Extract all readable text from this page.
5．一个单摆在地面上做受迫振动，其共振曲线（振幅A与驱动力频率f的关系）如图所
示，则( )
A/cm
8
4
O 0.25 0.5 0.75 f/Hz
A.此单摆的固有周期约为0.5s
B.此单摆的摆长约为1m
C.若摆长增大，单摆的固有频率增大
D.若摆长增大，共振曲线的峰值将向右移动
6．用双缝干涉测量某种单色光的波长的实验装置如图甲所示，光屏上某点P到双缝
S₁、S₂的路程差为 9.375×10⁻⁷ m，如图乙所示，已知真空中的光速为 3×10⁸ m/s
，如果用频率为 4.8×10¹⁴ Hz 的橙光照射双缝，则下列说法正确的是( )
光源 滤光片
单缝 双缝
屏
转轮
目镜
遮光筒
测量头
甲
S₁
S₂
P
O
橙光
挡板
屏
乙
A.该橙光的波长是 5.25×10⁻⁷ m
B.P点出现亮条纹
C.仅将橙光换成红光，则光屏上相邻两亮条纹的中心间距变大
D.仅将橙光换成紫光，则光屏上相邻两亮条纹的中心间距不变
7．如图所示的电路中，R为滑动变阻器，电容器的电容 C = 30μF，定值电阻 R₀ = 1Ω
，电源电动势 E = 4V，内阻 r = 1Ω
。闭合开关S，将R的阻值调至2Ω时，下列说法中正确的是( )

*****

Aim of the task:
Retype the data in full and match it exactly.

Task answer:
Extract all readable text from this page.
5．一个单摆在地面上做受迫振动，其共振曲线（振幅A与驱动力频率f的关系）如图所
示，则( )
A/cm
8
4
O 0.25 0.5 0.75 f/Hz
A.此单摆的固有周期约为0.5s
B.此单摆的摆长约为1m
C.若摆长增大，单摆的固有频率增大
D.若摆长增大，共振曲线的峰值将向右移动
6．用双缝干涉测量某种单色光的波长的实验装置如图甲所示，光屏上某点P到双缝
S₁、S₂的路程差为 9.375×10⁻⁷ m，如图乙所示，已知真空中的光速为 3×10⁸ m/s
，如果用频率为 4.8×10¹⁴ Hz 的橙光照射双缝，则下列说法正确的是( )
光源 滤光片
单缝 双缝
屏
转轮
目镜
遮光筒
测量头
甲
S₁
S₂
P
O
橙光
挡板
屏
乙
A.该橙光的波长是 5.25×10⁻⁷ m
B.P点出现亮条纹
C.仅将橙光换成红光，则光屏上相邻两亮条纹的中心间距变大
D.仅将橙光换成紫光，则光屏上相邻两亮条纹的中心间距不变
7．如图所示的电路中，R为滑动变阻器，电容器的电容 C = 30μF，定值电阻 R₀ = 1Ω
，电源电动势 E = 4V，内阻 r = 1Ω
。闭合开关S，将R的阻值调至2Ω时，下列说法中正确的是( )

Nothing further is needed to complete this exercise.